-- DATA FOR THIS EXERCISE start --

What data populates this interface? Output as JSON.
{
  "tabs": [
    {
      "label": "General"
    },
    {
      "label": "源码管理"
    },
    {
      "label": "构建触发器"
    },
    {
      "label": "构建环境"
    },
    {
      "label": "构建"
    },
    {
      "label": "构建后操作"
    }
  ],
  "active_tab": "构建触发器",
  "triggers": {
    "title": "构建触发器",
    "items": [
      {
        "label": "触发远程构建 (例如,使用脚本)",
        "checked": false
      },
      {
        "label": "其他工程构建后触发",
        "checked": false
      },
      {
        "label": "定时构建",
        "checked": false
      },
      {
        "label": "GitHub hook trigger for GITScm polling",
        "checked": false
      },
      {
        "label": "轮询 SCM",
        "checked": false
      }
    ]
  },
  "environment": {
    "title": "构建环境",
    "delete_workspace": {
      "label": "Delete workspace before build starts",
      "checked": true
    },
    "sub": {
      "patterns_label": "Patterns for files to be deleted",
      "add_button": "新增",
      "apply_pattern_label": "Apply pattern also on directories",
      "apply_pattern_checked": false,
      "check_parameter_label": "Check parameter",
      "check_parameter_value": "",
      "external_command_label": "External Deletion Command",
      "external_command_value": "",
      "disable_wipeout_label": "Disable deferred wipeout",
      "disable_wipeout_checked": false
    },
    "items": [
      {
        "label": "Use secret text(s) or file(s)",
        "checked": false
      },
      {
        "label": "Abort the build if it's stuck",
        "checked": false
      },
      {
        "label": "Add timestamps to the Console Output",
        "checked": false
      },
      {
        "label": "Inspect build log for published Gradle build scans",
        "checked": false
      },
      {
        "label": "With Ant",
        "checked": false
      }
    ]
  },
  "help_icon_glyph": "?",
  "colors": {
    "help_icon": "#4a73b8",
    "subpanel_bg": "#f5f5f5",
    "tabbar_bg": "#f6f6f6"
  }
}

-- DATA FOR THIS EXERCISE end --

Copy every record exactly as presented.

COMPLETE RESPONSE:
What data populates this interface? Output as JSON.
{
  "tabs": [
    {
      "label": "General"
    },
    {
      "label": "源码管理"
    },
    {
      "label": "构建触发器"
    },
    {
      "label": "构建环境"
    },
    {
      "label": "构建"
    },
    {
      "label": "构建后操作"
    }
  ],
  "active_tab": "构建触发器",
  "triggers": {
    "title": "构建触发器",
    "items": [
      {
        "label": "触发远程构建 (例如,使用脚本)",
        "checked": false
      },
      {
        "label": "其他工程构建后触发",
        "checked": false
      },
      {
        "label": "定时构建",
        "checked": false
      },
      {
        "label": "GitHub hook trigger for GITScm polling",
        "checked": false
      },
      {
        "label": "轮询 SCM",
        "checked": false
      }
    ]
  },
  "environment": {
    "title": "构建环境",
    "delete_workspace": {
      "label": "Delete workspace before build starts",
      "checked": true
    },
    "sub": {
      "patterns_label": "Patterns for files to be deleted",
      "add_button": "新增",
      "apply_pattern_label": "Apply pattern also on directories",
      "apply_pattern_checked": false,
      "check_parameter_label": "Check parameter",
      "check_parameter_value": "",
      "external_command_label": "External Deletion Command",
      "external_command_value": "",
      "disable_wipeout_label": "Disable deferred wipeout",
      "disable_wipeout_checked": false
    },
    "items": [
      {
        "label": "Use secret text(s) or file(s)",
        "checked": false
      },
      {
        "label": "Abort the build if it's stuck",
        "checked": false
      },
      {
        "label": "Add timestamps to the Console Output",
        "checked": false
      },
      {
        "label": "Inspect build log for published Gradle build scans",
        "checked": false
      },
      {
        "label": "With Ant",
        "checked": false
      }
    ]
  },
  "help_icon_glyph": "?",
  "colors": {
    "help_icon": "#4a73b8",
    "subpanel_bg": "#f5f5f5",
    "tabbar_bg": "#f6f6f6"
  }
}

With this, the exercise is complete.